* [Input for this task]:

━━━━━━

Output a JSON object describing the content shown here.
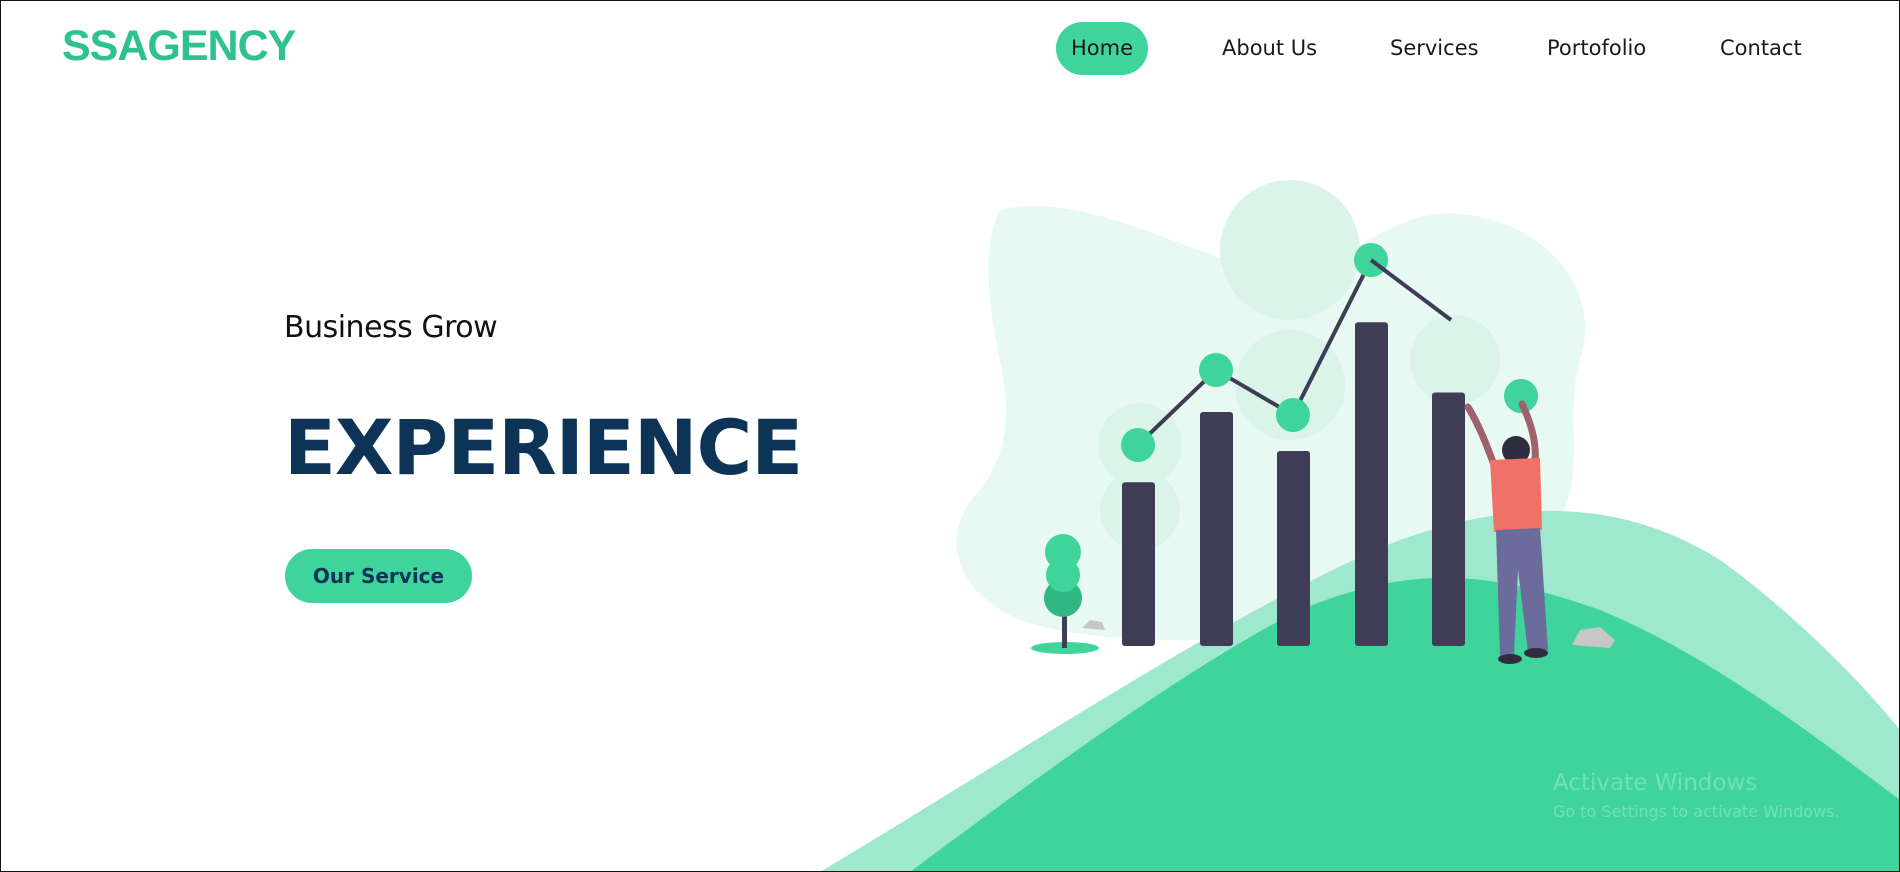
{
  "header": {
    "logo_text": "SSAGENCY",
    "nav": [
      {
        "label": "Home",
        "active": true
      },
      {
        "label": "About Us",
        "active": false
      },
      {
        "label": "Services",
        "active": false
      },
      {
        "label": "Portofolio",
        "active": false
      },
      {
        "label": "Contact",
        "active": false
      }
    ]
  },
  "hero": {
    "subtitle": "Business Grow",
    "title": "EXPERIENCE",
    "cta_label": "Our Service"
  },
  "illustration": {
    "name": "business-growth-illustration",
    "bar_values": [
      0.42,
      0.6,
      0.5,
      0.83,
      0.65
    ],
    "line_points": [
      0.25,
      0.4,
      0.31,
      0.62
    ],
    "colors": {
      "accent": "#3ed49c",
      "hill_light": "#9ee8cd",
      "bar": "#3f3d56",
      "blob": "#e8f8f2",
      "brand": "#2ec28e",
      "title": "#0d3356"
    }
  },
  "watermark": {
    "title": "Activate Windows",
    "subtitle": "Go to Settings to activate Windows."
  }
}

━━━━━━

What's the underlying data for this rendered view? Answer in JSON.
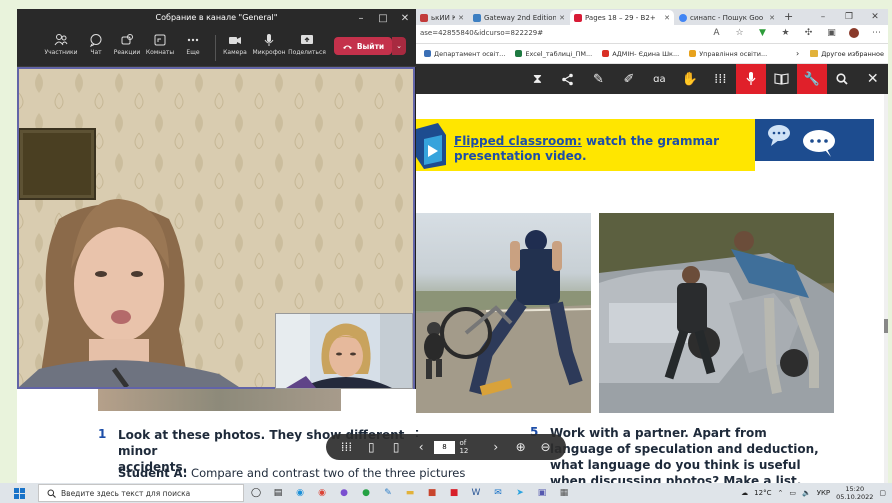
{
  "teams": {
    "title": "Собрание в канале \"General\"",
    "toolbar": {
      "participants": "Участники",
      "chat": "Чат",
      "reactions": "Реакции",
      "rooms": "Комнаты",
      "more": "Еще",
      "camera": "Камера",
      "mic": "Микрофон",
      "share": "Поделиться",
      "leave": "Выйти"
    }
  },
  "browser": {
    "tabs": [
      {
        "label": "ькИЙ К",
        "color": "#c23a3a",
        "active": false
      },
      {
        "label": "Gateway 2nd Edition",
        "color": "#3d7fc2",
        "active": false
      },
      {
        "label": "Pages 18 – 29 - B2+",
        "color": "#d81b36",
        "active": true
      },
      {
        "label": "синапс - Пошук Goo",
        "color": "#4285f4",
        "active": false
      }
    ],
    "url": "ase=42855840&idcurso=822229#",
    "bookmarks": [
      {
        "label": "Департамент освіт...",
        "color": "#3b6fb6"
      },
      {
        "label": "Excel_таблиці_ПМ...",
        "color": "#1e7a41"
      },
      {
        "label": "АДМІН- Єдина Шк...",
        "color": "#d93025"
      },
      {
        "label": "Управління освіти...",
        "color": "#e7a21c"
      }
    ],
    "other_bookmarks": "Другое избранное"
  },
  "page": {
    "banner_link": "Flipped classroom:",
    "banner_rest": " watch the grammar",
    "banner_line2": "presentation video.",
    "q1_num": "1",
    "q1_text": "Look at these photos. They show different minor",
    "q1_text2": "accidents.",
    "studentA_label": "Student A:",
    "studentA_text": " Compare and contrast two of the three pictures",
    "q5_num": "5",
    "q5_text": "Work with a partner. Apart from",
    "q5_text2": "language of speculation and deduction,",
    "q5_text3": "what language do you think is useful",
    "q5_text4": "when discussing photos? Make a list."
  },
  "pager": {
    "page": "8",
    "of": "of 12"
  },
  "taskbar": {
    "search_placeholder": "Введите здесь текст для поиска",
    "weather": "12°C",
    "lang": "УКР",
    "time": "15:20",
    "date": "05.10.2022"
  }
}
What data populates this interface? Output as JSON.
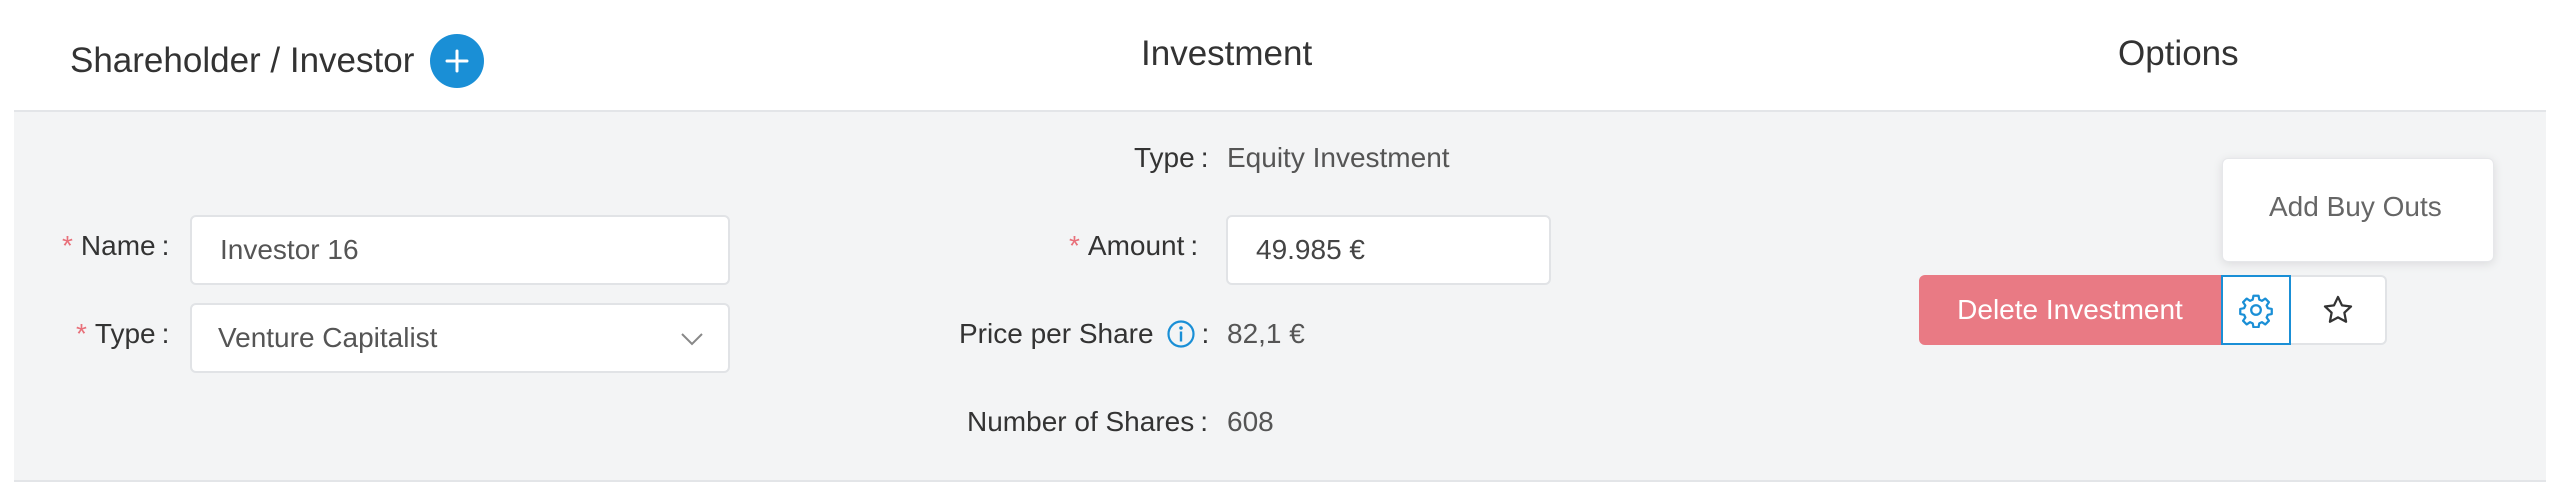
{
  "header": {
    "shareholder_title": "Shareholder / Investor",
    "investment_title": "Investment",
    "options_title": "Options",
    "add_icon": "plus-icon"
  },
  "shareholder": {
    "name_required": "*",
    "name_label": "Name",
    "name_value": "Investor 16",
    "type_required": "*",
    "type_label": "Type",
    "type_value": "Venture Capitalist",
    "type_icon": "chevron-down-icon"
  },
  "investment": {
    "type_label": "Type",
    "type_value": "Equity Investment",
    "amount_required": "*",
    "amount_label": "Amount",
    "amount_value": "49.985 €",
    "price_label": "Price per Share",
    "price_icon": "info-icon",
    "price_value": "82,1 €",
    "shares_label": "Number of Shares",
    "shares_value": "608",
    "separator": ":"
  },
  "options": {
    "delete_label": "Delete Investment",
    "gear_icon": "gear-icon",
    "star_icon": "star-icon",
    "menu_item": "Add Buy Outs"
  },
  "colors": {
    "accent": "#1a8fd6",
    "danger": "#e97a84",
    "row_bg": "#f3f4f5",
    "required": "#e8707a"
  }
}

━━━━━━

* [Work to complete]:
Locate the lines above that contain "illustration" and copy them.

* [Answer to this task]:
  "illustration": {
    "name": "business-growth-illustration",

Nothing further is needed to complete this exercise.